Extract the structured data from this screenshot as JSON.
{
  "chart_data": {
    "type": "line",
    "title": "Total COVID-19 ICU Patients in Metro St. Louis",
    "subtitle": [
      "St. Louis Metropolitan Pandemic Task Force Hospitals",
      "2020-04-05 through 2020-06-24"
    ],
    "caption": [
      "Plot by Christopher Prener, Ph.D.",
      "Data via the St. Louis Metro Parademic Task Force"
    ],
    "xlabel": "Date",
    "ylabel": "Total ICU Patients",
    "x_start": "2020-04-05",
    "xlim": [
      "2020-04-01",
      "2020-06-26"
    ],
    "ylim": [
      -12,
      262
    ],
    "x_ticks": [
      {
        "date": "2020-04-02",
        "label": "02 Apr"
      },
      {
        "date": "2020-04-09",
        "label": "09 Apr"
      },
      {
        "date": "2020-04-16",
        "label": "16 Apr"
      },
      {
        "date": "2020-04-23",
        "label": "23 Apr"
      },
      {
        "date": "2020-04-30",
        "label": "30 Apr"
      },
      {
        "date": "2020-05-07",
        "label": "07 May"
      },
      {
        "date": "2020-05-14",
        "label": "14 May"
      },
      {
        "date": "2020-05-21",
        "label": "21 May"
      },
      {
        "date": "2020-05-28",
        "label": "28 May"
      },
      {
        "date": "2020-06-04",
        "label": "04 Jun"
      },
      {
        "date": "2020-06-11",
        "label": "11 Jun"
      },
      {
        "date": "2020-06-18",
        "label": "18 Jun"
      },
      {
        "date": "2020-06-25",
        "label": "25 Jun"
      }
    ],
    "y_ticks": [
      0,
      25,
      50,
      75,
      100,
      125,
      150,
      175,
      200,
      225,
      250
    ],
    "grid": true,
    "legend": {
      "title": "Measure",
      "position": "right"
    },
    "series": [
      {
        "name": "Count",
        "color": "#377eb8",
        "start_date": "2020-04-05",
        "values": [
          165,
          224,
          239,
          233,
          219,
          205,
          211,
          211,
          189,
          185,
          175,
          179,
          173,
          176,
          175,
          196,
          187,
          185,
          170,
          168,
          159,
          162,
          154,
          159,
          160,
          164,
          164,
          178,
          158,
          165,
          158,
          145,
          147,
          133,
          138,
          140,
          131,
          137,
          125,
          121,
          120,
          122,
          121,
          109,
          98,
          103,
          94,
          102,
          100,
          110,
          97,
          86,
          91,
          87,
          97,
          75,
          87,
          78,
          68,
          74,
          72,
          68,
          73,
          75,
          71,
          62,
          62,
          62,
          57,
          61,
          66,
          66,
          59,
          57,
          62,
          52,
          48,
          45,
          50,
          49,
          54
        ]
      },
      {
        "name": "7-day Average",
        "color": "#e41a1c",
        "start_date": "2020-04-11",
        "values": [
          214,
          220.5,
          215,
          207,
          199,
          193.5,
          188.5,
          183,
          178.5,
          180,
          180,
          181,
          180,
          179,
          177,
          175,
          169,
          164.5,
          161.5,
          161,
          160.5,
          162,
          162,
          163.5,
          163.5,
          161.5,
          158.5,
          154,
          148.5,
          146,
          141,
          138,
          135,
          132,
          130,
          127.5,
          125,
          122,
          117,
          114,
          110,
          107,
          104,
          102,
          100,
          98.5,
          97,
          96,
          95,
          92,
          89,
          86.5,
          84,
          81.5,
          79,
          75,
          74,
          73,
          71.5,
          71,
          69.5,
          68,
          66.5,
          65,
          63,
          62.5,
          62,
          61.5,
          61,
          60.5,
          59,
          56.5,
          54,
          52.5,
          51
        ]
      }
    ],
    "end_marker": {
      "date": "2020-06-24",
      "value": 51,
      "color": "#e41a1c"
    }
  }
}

_ _ _

Without altering a single word, set down all the entries again.

Extract the structured data from this screenshot as JSON.
{
  "chart_data": {
    "type": "line",
    "title": "Total COVID-19 ICU Patients in Metro St. Louis",
    "subtitle": [
      "St. Louis Metropolitan Pandemic Task Force Hospitals",
      "2020-04-05 through 2020-06-24"
    ],
    "caption": [
      "Plot by Christopher Prener, Ph.D.",
      "Data via the St. Louis Metro Parademic Task Force"
    ],
    "xlabel": "Date",
    "ylabel": "Total ICU Patients",
    "x_start": "2020-04-05",
    "xlim": [
      "2020-04-01",
      "2020-06-26"
    ],
    "ylim": [
      -12,
      262
    ],
    "x_ticks": [
      {
        "date": "2020-04-02",
        "label": "02 Apr"
      },
      {
        "date": "2020-04-09",
        "label": "09 Apr"
      },
      {
        "date": "2020-04-16",
        "label": "16 Apr"
      },
      {
        "date": "2020-04-23",
        "label": "23 Apr"
      },
      {
        "date": "2020-04-30",
        "label": "30 Apr"
      },
      {
        "date": "2020-05-07",
        "label": "07 May"
      },
      {
        "date": "2020-05-14",
        "label": "14 May"
      },
      {
        "date": "2020-05-21",
        "label": "21 May"
      },
      {
        "date": "2020-05-28",
        "label": "28 May"
      },
      {
        "date": "2020-06-04",
        "label": "04 Jun"
      },
      {
        "date": "2020-06-11",
        "label": "11 Jun"
      },
      {
        "date": "2020-06-18",
        "label": "18 Jun"
      },
      {
        "date": "2020-06-25",
        "label": "25 Jun"
      }
    ],
    "y_ticks": [
      0,
      25,
      50,
      75,
      100,
      125,
      150,
      175,
      200,
      225,
      250
    ],
    "grid": true,
    "legend": {
      "title": "Measure",
      "position": "right"
    },
    "series": [
      {
        "name": "Count",
        "color": "#377eb8",
        "start_date": "2020-04-05",
        "values": [
          165,
          224,
          239,
          233,
          219,
          205,
          211,
          211,
          189,
          185,
          175,
          179,
          173,
          176,
          175,
          196,
          187,
          185,
          170,
          168,
          159,
          162,
          154,
          159,
          160,
          164,
          164,
          178,
          158,
          165,
          158,
          145,
          147,
          133,
          138,
          140,
          131,
          137,
          125,
          121,
          120,
          122,
          121,
          109,
          98,
          103,
          94,
          102,
          100,
          110,
          97,
          86,
          91,
          87,
          97,
          75,
          87,
          78,
          68,
          74,
          72,
          68,
          73,
          75,
          71,
          62,
          62,
          62,
          57,
          61,
          66,
          66,
          59,
          57,
          62,
          52,
          48,
          45,
          50,
          49,
          54
        ]
      },
      {
        "name": "7-day Average",
        "color": "#e41a1c",
        "start_date": "2020-04-11",
        "values": [
          214,
          220.5,
          215,
          207,
          199,
          193.5,
          188.5,
          183,
          178.5,
          180,
          180,
          181,
          180,
          179,
          177,
          175,
          169,
          164.5,
          161.5,
          161,
          160.5,
          162,
          162,
          163.5,
          163.5,
          161.5,
          158.5,
          154,
          148.5,
          146,
          141,
          138,
          135,
          132,
          130,
          127.5,
          125,
          122,
          117,
          114,
          110,
          107,
          104,
          102,
          100,
          98.5,
          97,
          96,
          95,
          92,
          89,
          86.5,
          84,
          81.5,
          79,
          75,
          74,
          73,
          71.5,
          71,
          69.5,
          68,
          66.5,
          65,
          63,
          62.5,
          62,
          61.5,
          61,
          60.5,
          59,
          56.5,
          54,
          52.5,
          51
        ]
      }
    ],
    "end_marker": {
      "date": "2020-06-24",
      "value": 51,
      "color": "#e41a1c"
    }
  }
}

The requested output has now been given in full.